WRITTEN INSTRUCTION:
Set down every record once more, exactly as given.

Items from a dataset
▬▬▬▬▬▬

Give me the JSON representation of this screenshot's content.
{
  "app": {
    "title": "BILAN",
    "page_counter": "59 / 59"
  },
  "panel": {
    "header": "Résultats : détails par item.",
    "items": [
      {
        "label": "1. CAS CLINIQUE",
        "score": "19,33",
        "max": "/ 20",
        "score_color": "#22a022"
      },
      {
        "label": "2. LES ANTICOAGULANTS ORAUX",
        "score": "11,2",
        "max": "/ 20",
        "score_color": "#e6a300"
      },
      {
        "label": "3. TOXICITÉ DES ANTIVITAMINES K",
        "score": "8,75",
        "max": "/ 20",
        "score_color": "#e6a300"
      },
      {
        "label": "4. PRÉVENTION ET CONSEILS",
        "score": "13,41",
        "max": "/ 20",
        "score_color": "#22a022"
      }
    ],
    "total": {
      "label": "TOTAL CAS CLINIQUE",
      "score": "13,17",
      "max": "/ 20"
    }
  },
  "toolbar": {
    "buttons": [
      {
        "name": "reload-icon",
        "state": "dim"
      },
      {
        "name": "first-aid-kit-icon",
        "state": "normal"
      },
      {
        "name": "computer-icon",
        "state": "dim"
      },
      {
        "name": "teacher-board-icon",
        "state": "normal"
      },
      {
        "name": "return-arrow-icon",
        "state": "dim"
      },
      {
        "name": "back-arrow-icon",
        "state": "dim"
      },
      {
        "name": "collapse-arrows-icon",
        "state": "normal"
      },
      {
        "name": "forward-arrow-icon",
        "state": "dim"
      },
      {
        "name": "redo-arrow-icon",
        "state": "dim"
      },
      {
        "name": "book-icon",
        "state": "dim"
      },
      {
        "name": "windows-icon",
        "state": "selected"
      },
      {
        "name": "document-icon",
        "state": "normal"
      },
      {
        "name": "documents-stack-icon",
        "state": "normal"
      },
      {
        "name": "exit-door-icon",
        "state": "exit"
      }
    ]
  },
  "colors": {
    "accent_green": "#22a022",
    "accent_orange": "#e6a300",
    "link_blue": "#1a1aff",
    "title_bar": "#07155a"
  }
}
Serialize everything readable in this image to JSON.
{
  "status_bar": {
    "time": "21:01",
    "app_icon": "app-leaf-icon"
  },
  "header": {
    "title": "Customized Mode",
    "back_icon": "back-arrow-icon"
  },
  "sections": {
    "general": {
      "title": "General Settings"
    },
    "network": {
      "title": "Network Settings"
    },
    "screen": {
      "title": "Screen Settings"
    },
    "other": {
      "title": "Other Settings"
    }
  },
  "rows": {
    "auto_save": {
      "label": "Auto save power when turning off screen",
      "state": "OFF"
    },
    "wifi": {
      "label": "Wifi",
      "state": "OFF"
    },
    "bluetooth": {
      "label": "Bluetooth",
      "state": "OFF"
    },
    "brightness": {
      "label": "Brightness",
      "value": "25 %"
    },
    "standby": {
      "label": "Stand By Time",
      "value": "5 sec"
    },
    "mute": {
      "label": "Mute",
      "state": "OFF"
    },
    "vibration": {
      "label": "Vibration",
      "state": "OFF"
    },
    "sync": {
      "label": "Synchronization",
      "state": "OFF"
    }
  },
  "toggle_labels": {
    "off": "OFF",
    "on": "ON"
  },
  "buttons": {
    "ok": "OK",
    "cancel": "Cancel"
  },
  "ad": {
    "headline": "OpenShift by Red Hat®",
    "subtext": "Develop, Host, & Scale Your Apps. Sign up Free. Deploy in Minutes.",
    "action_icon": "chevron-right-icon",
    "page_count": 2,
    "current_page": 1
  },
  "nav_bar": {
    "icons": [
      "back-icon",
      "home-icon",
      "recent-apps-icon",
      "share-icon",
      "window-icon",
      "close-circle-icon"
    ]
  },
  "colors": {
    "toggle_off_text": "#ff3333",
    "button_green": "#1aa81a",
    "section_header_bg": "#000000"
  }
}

▬▬▬▬▬▬

ANSWER TO THE PROBLEM:
Give me the JSON representation of this screenshot's content.
{
  "app": {
    "title": "BILAN",
    "page_counter": "59 / 59"
  },
  "panel": {
    "header": "Résultats : détails par item.",
    "items": [
      {
        "label": "1. CAS CLINIQUE",
        "score": "19,33",
        "max": "/ 20",
        "score_color": "#22a022"
      },
      {
        "label": "2. LES ANTICOAGULANTS ORAUX",
        "score": "11,2",
        "max": "/ 20",
        "score_color": "#e6a300"
      },
      {
        "label": "3. TOXICITÉ DES ANTIVITAMINES K",
        "score": "8,75",
        "max": "/ 20",
        "score_color": "#e6a300"
      },
      {
        "label": "4. PRÉVENTION ET CONSEILS",
        "score": "13,41",
        "max": "/ 20",
        "score_color": "#22a022"
      }
    ],
    "total": {
      "label": "TOTAL CAS CLINIQUE",
      "score": "13,17",
      "max": "/ 20"
    }
  },
  "toolbar": {
    "buttons": [
      {
        "name": "reload-icon",
        "state": "dim"
      },
      {
        "name": "first-aid-kit-icon",
        "state": "normal"
      },
      {
        "name": "computer-icon",
        "state": "dim"
      },
      {
        "name": "teacher-board-icon",
        "state": "normal"
      },
      {
        "name": "return-arrow-icon",
        "state": "dim"
      },
      {
        "name": "back-arrow-icon",
        "state": "dim"
      },
      {
        "name": "collapse-arrows-icon",
        "state": "normal"
      },
      {
        "name": "forward-arrow-icon",
        "state": "dim"
      },
      {
        "name": "redo-arrow-icon",
        "state": "dim"
      },
      {
        "name": "book-icon",
        "state": "dim"
      },
      {
        "name": "windows-icon",
        "state": "selected"
      },
      {
        "name": "document-icon",
        "state": "normal"
      },
      {
        "name": "documents-stack-icon",
        "state": "normal"
      },
      {
        "name": "exit-door-icon",
        "state": "exit"
      }
    ]
  },
  "colors": {
    "accent_green": "#22a022",
    "accent_orange": "#e6a300",
    "link_blue": "#1a1aff",
    "title_bar": "#07155a"
  }
}
Serialize everything readable in this image to JSON.
{
  "status_bar": {
    "time": "21:01",
    "app_icon": "app-leaf-icon"
  },
  "header": {
    "title": "Customized Mode",
    "back_icon": "back-arrow-icon"
  },
  "sections": {
    "general": {
      "title": "General Settings"
    },
    "network": {
      "title": "Network Settings"
    },
    "screen": {
      "title": "Screen Settings"
    },
    "other": {
      "title": "Other Settings"
    }
  },
  "rows": {
    "auto_save": {
      "label": "Auto save power when turning off screen",
      "state": "OFF"
    },
    "wifi": {
      "label": "Wifi",
      "state": "OFF"
    },
    "bluetooth": {
      "label": "Bluetooth",
      "state": "OFF"
    },
    "brightness": {
      "label": "Brightness",
      "value": "25 %"
    },
    "standby": {
      "label": "Stand By Time",
      "value": "5 sec"
    },
    "mute": {
      "label": "Mute",
      "state": "OFF"
    },
    "vibration": {
      "label": "Vibration",
      "state": "OFF"
    },
    "sync": {
      "label": "Synchronization",
      "state": "OFF"
    }
  },
  "toggle_labels": {
    "off": "OFF",
    "on": "ON"
  },
  "buttons": {
    "ok": "OK",
    "cancel": "Cancel"
  },
  "ad": {
    "headline": "OpenShift by Red Hat®",
    "subtext": "Develop, Host, & Scale Your Apps. Sign up Free. Deploy in Minutes.",
    "action_icon": "chevron-right-icon",
    "page_count": 2,
    "current_page": 1
  },
  "nav_bar": {
    "icons": [
      "back-icon",
      "home-icon",
      "recent-apps-icon",
      "share-icon",
      "window-icon",
      "close-circle-icon"
    ]
  },
  "colors": {
    "toggle_off_text": "#ff3333",
    "button_green": "#1aa81a",
    "section_header_bg": "#000000"
  }
}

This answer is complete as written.